Reproduce all entries precisely as they are written.

══ Given records ══

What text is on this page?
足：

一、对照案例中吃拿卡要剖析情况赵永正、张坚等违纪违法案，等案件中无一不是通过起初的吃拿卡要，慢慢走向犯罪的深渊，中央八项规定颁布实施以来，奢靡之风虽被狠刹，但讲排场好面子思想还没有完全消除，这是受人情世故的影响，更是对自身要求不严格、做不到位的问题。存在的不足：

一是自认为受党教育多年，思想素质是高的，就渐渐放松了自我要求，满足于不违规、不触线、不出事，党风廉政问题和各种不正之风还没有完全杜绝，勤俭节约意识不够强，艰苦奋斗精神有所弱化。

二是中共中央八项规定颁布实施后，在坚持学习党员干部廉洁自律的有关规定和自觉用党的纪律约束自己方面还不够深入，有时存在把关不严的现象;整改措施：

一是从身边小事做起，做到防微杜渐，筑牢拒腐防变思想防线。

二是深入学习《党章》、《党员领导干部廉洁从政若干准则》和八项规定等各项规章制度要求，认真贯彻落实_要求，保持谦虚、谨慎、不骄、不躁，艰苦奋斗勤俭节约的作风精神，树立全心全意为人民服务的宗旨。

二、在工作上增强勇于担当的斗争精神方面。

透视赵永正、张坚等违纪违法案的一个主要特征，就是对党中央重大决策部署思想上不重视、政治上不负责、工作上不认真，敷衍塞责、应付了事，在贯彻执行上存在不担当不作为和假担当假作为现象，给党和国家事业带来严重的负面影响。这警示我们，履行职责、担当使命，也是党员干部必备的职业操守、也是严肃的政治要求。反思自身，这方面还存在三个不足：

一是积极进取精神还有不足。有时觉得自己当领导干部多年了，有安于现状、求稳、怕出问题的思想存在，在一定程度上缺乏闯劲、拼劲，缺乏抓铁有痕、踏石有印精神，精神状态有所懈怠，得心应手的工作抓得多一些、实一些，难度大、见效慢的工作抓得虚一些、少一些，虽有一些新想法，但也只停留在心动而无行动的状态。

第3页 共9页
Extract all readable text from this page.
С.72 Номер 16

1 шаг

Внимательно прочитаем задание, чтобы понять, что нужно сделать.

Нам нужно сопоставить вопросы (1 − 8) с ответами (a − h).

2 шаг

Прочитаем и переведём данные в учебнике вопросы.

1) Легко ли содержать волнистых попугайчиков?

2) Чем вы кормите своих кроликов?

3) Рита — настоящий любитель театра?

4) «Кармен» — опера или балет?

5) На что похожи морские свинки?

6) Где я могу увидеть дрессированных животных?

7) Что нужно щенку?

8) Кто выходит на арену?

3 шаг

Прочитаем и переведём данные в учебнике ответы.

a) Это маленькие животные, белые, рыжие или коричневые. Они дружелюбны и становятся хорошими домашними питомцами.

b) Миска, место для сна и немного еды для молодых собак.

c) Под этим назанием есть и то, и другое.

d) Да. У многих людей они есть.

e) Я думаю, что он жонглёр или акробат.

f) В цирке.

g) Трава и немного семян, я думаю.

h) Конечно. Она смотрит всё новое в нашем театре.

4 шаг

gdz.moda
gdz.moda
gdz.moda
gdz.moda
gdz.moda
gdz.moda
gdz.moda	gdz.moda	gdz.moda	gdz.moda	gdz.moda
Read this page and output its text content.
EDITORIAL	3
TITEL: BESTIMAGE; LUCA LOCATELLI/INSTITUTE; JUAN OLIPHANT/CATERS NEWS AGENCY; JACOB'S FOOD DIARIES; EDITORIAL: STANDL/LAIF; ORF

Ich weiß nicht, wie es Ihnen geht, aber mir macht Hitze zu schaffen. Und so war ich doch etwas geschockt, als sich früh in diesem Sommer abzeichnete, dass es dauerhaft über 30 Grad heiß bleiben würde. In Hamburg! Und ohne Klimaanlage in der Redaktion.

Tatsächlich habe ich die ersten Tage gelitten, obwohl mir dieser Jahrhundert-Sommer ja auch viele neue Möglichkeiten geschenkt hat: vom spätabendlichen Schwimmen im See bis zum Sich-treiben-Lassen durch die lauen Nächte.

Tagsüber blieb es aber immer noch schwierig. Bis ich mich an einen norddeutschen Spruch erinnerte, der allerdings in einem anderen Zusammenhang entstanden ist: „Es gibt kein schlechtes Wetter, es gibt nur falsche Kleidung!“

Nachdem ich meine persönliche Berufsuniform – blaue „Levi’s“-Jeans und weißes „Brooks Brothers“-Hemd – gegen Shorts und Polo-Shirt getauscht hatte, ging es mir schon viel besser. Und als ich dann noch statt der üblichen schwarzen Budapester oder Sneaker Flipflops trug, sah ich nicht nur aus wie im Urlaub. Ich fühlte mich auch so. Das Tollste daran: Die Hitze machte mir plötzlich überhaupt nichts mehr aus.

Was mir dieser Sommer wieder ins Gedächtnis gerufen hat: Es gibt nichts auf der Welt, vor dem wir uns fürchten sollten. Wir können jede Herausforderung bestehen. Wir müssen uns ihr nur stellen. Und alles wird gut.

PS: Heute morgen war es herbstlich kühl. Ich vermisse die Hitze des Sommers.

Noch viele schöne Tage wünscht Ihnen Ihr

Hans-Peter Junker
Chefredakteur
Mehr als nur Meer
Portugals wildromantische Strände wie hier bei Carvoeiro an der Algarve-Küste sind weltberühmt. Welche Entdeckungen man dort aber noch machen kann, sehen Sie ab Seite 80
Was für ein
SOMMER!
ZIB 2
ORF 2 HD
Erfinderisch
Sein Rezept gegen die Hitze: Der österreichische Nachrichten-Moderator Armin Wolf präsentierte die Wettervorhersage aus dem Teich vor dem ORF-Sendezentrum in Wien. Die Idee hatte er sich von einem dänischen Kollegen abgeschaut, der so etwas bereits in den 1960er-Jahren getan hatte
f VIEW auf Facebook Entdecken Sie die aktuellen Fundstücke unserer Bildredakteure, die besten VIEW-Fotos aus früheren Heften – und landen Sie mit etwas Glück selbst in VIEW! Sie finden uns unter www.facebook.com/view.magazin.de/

═══

Exercise solution.
What text is on this page?
足：

一、对照案例中吃拿卡要剖析情况赵永正、张坚等违纪违法案，等案件中无一不是通过起初的吃拿卡要，慢慢走向犯罪的深渊，中央八项规定颁布实施以来，奢靡之风虽被狠刹，但讲排场好面子思想还没有完全消除，这是受人情世故的影响，更是对自身要求不严格、做不到位的问题。存在的不足：

一是自认为受党教育多年，思想素质是高的，就渐渐放松了自我要求，满足于不违规、不触线、不出事，党风廉政问题和各种不正之风还没有完全杜绝，勤俭节约意识不够强，艰苦奋斗精神有所弱化。

二是中共中央八项规定颁布实施后，在坚持学习党员干部廉洁自律的有关规定和自觉用党的纪律约束自己方面还不够深入，有时存在把关不严的现象;整改措施：

一是从身边小事做起，做到防微杜渐，筑牢拒腐防变思想防线。

二是深入学习《党章》、《党员领导干部廉洁从政若干准则》和八项规定等各项规章制度要求，认真贯彻落实_要求，保持谦虚、谨慎、不骄、不躁，艰苦奋斗勤俭节约的作风精神，树立全心全意为人民服务的宗旨。

二、在工作上增强勇于担当的斗争精神方面。

透视赵永正、张坚等违纪违法案的一个主要特征，就是对党中央重大决策部署思想上不重视、政治上不负责、工作上不认真，敷衍塞责、应付了事，在贯彻执行上存在不担当不作为和假担当假作为现象，给党和国家事业带来严重的负面影响。这警示我们，履行职责、担当使命，也是党员干部必备的职业操守、也是严肃的政治要求。反思自身，这方面还存在三个不足：

一是积极进取精神还有不足。有时觉得自己当领导干部多年了，有安于现状、求稳、怕出问题的思想存在，在一定程度上缺乏闯劲、拼劲，缺乏抓铁有痕、踏石有印精神，精神状态有所懈怠，得心应手的工作抓得多一些、实一些，难度大、见效慢的工作抓得虚一些、少一些，虽有一些新想法，但也只停留在心动而无行动的状态。

第3页 共9页
Extract all readable text from this page.
С.72 Номер 16

1 шаг

Внимательно прочитаем задание, чтобы понять, что нужно сделать.

Нам нужно сопоставить вопросы (1 − 8) с ответами (a − h).

2 шаг

Прочитаем и переведём данные в учебнике вопросы.

1) Легко ли содержать волнистых попугайчиков?

2) Чем вы кормите своих кроликов?

3) Рита — настоящий любитель театра?

4) «Кармен» — опера или балет?

5) На что похожи морские свинки?

6) Где я могу увидеть дрессированных животных?

7) Что нужно щенку?

8) Кто выходит на арену?

3 шаг

Прочитаем и переведём данные в учебнике ответы.

a) Это маленькие животные, белые, рыжие или коричневые. Они дружелюбны и становятся хорошими домашними питомцами.

b) Миска, место для сна и немного еды для молодых собак.

c) Под этим назанием есть и то, и другое.

d) Да. У многих людей они есть.

e) Я думаю, что он жонглёр или акробат.

f) В цирке.

g) Трава и немного семян, я думаю.

h) Конечно. Она смотрит всё новое в нашем театре.

4 шаг

gdz.moda
gdz.moda
gdz.moda
gdz.moda
gdz.moda
gdz.moda
gdz.moda	gdz.moda	gdz.moda	gdz.moda	gdz.moda
Read this page and output its text content.
EDITORIAL	3
TITEL: BESTIMAGE; LUCA LOCATELLI/INSTITUTE; JUAN OLIPHANT/CATERS NEWS AGENCY; JACOB'S FOOD DIARIES; EDITORIAL: STANDL/LAIF; ORF

Ich weiß nicht, wie es Ihnen geht, aber mir macht Hitze zu schaffen. Und so war ich doch etwas geschockt, als sich früh in diesem Sommer abzeichnete, dass es dauerhaft über 30 Grad heiß bleiben würde. In Hamburg! Und ohne Klimaanlage in der Redaktion.

Tatsächlich habe ich die ersten Tage gelitten, obwohl mir dieser Jahrhundert-Sommer ja auch viele neue Möglichkeiten geschenkt hat: vom spätabendlichen Schwimmen im See bis zum Sich-treiben-Lassen durch die lauen Nächte.

Tagsüber blieb es aber immer noch schwierig. Bis ich mich an einen norddeutschen Spruch erinnerte, der allerdings in einem anderen Zusammenhang entstanden ist: „Es gibt kein schlechtes Wetter, es gibt nur falsche Kleidung!“

Nachdem ich meine persönliche Berufsuniform – blaue „Levi’s“-Jeans und weißes „Brooks Brothers“-Hemd – gegen Shorts und Polo-Shirt getauscht hatte, ging es mir schon viel besser. Und als ich dann noch statt der üblichen schwarzen Budapester oder Sneaker Flipflops trug, sah ich nicht nur aus wie im Urlaub. Ich fühlte mich auch so. Das Tollste daran: Die Hitze machte mir plötzlich überhaupt nichts mehr aus.

Was mir dieser Sommer wieder ins Gedächtnis gerufen hat: Es gibt nichts auf der Welt, vor dem wir uns fürchten sollten. Wir können jede Herausforderung bestehen. Wir müssen uns ihr nur stellen. Und alles wird gut.

PS: Heute morgen war es herbstlich kühl. Ich vermisse die Hitze des Sommers.

Noch viele schöne Tage wünscht Ihnen Ihr

Hans-Peter Junker
Chefredakteur
Mehr als nur Meer
Portugals wildromantische Strände wie hier bei Carvoeiro an der Algarve-Küste sind weltberühmt. Welche Entdeckungen man dort aber noch machen kann, sehen Sie ab Seite 80
Was für ein
SOMMER!
ZIB 2
ORF 2 HD
Erfinderisch
Sein Rezept gegen die Hitze: Der österreichische Nachrichten-Moderator Armin Wolf präsentierte die Wettervorhersage aus dem Teich vor dem ORF-Sendezentrum in Wien. Die Idee hatte er sich von einem dänischen Kollegen abgeschaut, der so etwas bereits in den 1960er-Jahren getan hatte
f VIEW auf Facebook Entdecken Sie die aktuellen Fundstücke unserer Bildredakteure, die besten VIEW-Fotos aus früheren Heften – und landen Sie mit etwas Glück selbst in VIEW! Sie finden uns unter www.facebook.com/view.magazin.de/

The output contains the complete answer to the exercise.